- **WHAT TO WORK ON**
Send back the entries below exactly as they appear.

### DATA EXCERPTS

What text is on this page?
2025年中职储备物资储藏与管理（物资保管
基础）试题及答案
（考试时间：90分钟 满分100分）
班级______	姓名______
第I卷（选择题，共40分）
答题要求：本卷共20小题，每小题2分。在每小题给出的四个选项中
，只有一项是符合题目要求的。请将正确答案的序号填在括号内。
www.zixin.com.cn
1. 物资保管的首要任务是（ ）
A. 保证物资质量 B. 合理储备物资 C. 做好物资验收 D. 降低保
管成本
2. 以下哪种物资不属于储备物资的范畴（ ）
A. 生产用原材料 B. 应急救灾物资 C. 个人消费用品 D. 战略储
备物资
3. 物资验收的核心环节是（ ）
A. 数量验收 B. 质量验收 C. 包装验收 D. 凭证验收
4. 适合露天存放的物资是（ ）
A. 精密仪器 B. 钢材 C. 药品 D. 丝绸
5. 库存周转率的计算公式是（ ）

######

- **FINAL RESULT**
What text is on this page?
2025年中职储备物资储藏与管理（物资保管
基础）试题及答案
（考试时间：90分钟 满分100分）
班级______	姓名______
第I卷（选择题，共40分）
答题要求：本卷共20小题，每小题2分。在每小题给出的四个选项中
，只有一项是符合题目要求的。请将正确答案的序号填在括号内。
www.zixin.com.cn
1. 物资保管的首要任务是（ ）
A. 保证物资质量 B. 合理储备物资 C. 做好物资验收 D. 降低保
管成本
2. 以下哪种物资不属于储备物资的范畴（ ）
A. 生产用原材料 B. 应急救灾物资 C. 个人消费用品 D. 战略储
备物资
3. 物资验收的核心环节是（ ）
A. 数量验收 B. 质量验收 C. 包装验收 D. 凭证验收
4. 适合露天存放的物资是（ ）
A. 精密仪器 B. 钢材 C. 药品 D. 丝绸
5. 库存周转率的计算公式是（ ）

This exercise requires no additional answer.